** TASK INSTRUCTIONS **
Give only the number of lines in the records below that contain the word "title".

----

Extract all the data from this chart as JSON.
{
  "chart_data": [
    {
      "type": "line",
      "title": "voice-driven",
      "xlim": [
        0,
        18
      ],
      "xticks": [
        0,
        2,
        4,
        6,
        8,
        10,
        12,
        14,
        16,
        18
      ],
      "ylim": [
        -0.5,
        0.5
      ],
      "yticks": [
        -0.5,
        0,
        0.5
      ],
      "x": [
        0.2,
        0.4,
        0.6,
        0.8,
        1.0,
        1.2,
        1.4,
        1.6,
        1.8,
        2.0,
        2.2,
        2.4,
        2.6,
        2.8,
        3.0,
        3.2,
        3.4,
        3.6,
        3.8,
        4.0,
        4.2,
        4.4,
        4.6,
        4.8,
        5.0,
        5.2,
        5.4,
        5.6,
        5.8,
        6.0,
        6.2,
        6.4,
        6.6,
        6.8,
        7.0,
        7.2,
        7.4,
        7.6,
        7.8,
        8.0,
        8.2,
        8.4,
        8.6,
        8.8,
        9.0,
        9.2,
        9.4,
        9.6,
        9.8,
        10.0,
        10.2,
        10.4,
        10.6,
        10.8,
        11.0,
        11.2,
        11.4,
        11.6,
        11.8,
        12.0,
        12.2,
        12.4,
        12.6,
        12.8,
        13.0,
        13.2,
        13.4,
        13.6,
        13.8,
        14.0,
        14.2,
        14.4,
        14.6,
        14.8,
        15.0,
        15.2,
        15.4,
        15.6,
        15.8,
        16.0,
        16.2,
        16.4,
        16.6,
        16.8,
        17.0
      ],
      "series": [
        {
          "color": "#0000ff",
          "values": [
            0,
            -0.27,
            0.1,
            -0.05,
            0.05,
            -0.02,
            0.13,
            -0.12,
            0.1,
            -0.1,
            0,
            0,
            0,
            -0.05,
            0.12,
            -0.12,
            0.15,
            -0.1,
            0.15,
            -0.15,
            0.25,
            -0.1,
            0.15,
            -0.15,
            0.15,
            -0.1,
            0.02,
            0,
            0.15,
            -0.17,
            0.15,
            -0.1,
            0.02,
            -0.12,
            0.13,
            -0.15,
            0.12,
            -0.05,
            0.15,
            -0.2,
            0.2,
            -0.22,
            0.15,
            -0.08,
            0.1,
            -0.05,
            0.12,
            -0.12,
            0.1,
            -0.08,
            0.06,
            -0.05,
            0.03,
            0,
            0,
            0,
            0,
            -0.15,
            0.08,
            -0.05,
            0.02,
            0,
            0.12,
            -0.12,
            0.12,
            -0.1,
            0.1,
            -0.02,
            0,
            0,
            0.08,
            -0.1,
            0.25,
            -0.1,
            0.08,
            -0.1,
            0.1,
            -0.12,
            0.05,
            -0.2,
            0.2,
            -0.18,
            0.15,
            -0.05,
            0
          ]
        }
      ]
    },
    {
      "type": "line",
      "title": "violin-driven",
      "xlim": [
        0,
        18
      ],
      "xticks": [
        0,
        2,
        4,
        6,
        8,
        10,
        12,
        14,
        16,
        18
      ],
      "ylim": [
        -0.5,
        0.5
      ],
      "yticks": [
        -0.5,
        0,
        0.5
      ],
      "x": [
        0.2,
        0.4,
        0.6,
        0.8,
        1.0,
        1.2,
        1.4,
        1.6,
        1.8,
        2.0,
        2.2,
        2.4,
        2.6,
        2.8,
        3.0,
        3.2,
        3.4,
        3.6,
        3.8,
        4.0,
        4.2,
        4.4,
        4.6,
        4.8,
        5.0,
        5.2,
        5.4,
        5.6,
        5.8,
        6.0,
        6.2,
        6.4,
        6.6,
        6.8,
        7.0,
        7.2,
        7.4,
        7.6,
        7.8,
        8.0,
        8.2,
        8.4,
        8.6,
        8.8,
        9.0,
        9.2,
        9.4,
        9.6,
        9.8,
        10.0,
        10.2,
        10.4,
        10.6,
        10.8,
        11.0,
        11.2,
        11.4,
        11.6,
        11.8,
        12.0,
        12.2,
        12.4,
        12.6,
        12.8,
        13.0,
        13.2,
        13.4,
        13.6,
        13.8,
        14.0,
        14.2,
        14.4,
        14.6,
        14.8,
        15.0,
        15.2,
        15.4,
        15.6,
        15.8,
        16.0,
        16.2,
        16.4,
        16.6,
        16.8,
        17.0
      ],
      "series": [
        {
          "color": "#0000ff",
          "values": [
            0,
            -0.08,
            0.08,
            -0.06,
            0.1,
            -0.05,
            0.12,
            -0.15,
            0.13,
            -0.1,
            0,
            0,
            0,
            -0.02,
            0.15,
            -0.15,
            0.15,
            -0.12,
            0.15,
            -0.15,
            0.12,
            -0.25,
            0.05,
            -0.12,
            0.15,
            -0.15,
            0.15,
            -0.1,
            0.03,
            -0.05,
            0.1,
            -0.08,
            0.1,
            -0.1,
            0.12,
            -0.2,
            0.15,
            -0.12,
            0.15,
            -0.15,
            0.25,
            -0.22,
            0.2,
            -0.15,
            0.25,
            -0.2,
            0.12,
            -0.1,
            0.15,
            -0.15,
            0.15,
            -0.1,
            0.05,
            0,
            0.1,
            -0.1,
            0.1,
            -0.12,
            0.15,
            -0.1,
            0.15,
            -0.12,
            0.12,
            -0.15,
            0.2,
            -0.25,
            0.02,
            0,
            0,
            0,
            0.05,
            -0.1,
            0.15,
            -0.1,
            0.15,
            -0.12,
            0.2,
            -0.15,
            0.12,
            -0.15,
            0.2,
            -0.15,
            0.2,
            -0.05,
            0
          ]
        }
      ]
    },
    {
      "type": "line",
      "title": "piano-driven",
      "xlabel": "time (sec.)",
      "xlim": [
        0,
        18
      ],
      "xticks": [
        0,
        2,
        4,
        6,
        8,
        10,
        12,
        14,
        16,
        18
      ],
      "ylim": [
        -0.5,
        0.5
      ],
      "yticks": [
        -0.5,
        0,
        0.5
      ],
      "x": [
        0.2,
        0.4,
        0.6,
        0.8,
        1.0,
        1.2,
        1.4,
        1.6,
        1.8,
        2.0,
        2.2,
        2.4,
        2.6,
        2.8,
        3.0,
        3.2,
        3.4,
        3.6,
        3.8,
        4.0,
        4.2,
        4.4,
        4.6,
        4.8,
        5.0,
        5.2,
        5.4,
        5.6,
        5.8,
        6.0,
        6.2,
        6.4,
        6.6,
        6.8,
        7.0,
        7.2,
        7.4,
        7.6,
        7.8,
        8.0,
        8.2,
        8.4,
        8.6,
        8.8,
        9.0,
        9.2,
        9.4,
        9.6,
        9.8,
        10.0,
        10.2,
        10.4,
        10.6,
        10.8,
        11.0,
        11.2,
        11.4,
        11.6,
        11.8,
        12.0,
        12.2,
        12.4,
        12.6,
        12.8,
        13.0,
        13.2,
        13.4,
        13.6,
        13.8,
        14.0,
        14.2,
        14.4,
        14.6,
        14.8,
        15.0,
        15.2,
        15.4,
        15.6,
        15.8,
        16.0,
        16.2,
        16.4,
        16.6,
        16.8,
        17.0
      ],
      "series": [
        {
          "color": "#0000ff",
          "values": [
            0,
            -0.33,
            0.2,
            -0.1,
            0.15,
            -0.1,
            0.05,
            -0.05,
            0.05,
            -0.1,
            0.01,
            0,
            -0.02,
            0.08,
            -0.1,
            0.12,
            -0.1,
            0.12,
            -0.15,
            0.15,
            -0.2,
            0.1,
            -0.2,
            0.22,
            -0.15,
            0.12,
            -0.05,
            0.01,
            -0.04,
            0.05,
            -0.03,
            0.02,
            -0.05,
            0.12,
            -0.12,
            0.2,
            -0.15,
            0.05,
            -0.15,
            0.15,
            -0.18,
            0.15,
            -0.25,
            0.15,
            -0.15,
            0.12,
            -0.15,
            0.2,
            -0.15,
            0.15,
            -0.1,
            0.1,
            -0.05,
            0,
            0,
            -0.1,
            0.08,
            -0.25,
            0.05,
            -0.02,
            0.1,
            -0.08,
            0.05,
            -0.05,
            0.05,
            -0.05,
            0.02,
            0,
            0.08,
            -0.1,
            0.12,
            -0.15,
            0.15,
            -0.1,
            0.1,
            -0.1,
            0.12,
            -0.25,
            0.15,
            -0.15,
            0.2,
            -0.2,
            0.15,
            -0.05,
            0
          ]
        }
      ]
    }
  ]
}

----

** FINISHED TASK **
3